> Goal
Output each entry that follows exactly. Images stay out.

> Material provided
******
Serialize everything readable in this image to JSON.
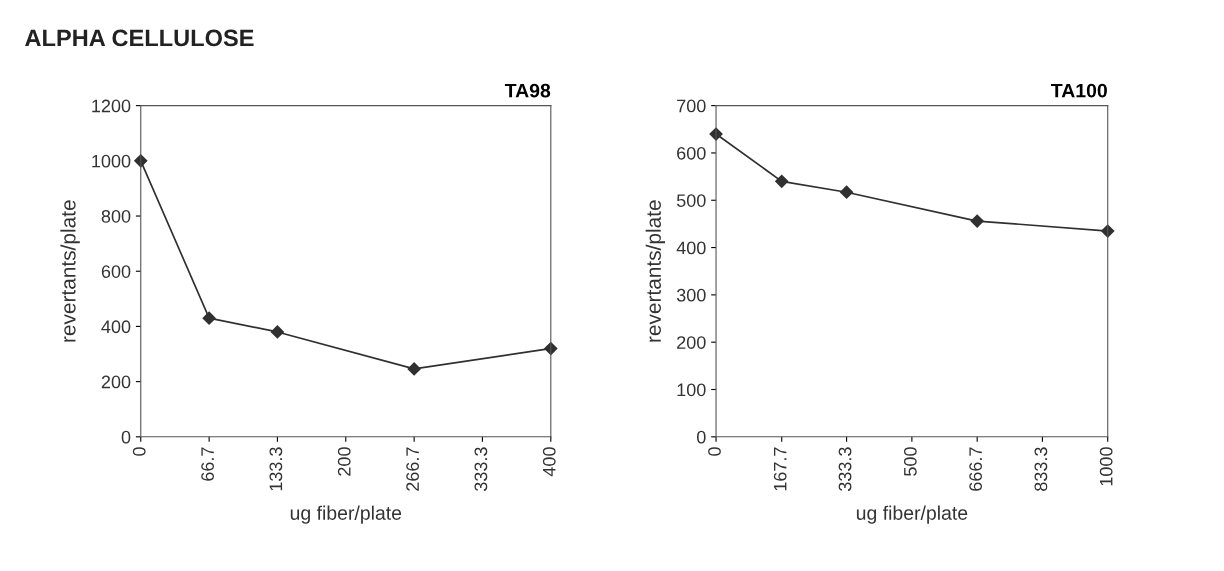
{
  "chart_data": [
    {
      "type": "line",
      "title": "TA98",
      "annotations": [
        "ALPHA CELLULOSE"
      ],
      "xlabel": "ug fiber/plate",
      "ylabel": "revertants/plate",
      "x": [
        0,
        66.7,
        133.3,
        266.7,
        400
      ],
      "series": [
        {
          "color": "#303030",
          "values": [
            1000,
            430,
            380,
            246,
            320
          ]
        }
      ],
      "xlim": [
        0,
        400
      ],
      "xticks": [
        0,
        66.7,
        133.3,
        200,
        266.7,
        333.3,
        400
      ],
      "ylim": [
        0,
        1200
      ],
      "yticks": [
        0,
        200,
        400,
        600,
        800,
        1000,
        1200
      ],
      "grid": false,
      "legend": false,
      "marker": "diamond",
      "line_style": "solid"
    },
    {
      "type": "line",
      "title": "TA100",
      "xlabel": "ug fiber/plate",
      "ylabel": "revertants/plate",
      "x": [
        0,
        167.7,
        333.3,
        666.7,
        1000
      ],
      "series": [
        {
          "color": "#303030",
          "values": [
            640,
            540,
            517,
            456,
            435
          ]
        }
      ],
      "xlim": [
        0,
        1000
      ],
      "xticks": [
        0,
        167.7,
        333.3,
        500,
        666.7,
        833.3,
        1000
      ],
      "ylim": [
        0,
        700
      ],
      "yticks": [
        0,
        100,
        200,
        300,
        400,
        500,
        600,
        700
      ],
      "grid": false,
      "legend": false,
      "marker": "diamond",
      "line_style": "solid"
    }
  ]
}
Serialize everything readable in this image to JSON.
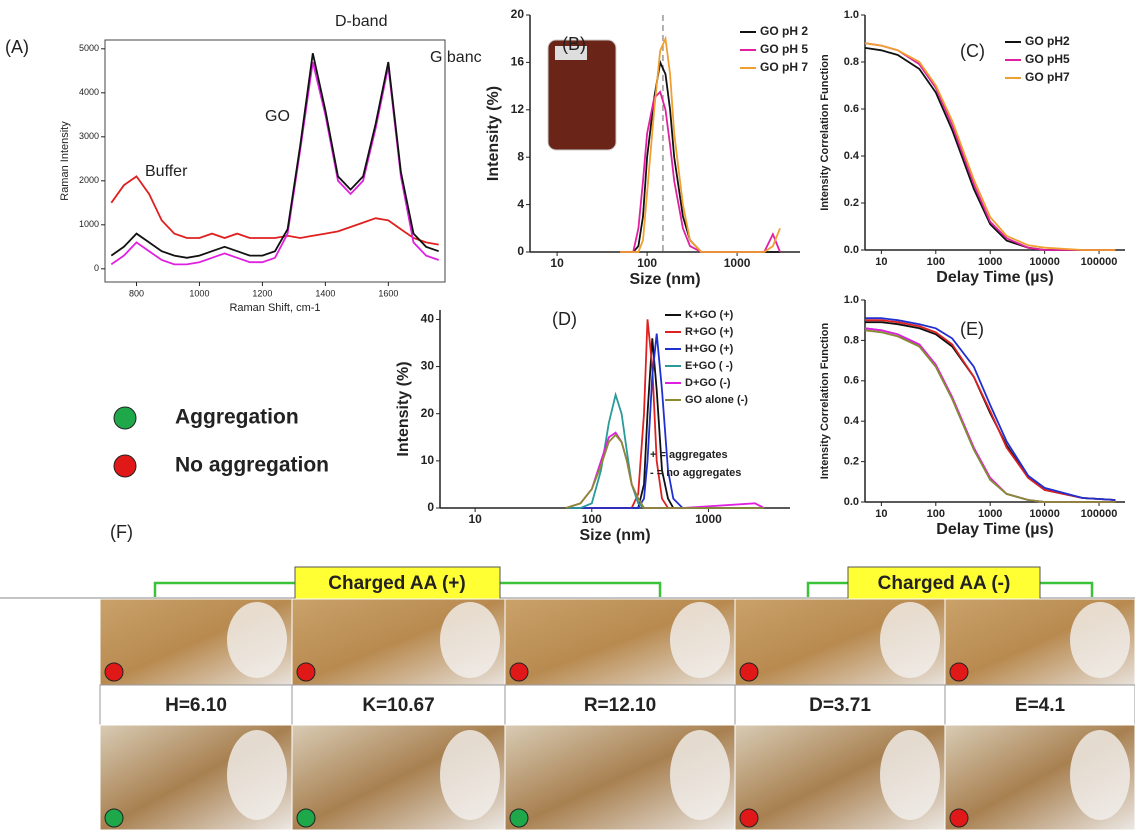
******
> Task answer
Serialize everything readable in this image to JSON.
{
  "chart_data": [
    {
      "type": "line",
      "title": "TA98",
      "annotations": [
        "ALPHA CELLULOSE"
      ],
      "xlabel": "ug fiber/plate",
      "ylabel": "revertants/plate",
      "x": [
        0,
        66.7,
        133.3,
        266.7,
        400
      ],
      "series": [
        {
          "color": "#303030",
          "values": [
            1000,
            430,
            380,
            246,
            320
          ]
        }
      ],
      "xlim": [
        0,
        400
      ],
      "xticks": [
        0,
        66.7,
        133.3,
        200,
        266.7,
        333.3,
        400
      ],
      "ylim": [
        0,
        1200
      ],
      "yticks": [
        0,
        200,
        400,
        600,
        800,
        1000,
        1200
      ],
      "grid": false,
      "legend": false,
      "marker": "diamond",
      "line_style": "solid"
    },
    {
      "type": "line",
      "title": "TA100",
      "xlabel": "ug fiber/plate",
      "ylabel": "revertants/plate",
      "x": [
        0,
        167.7,
        333.3,
        666.7,
        1000
      ],
      "series": [
        {
          "color": "#303030",
          "values": [
            640,
            540,
            517,
            456,
            435
          ]
        }
      ],
      "xlim": [
        0,
        1000
      ],
      "xticks": [
        0,
        167.7,
        333.3,
        500,
        666.7,
        833.3,
        1000
      ],
      "ylim": [
        0,
        700
      ],
      "yticks": [
        0,
        100,
        200,
        300,
        400,
        500,
        600,
        700
      ],
      "grid": false,
      "legend": false,
      "marker": "diamond",
      "line_style": "solid"
    }
  ]
}
Serialize everything readable in this image to JSON.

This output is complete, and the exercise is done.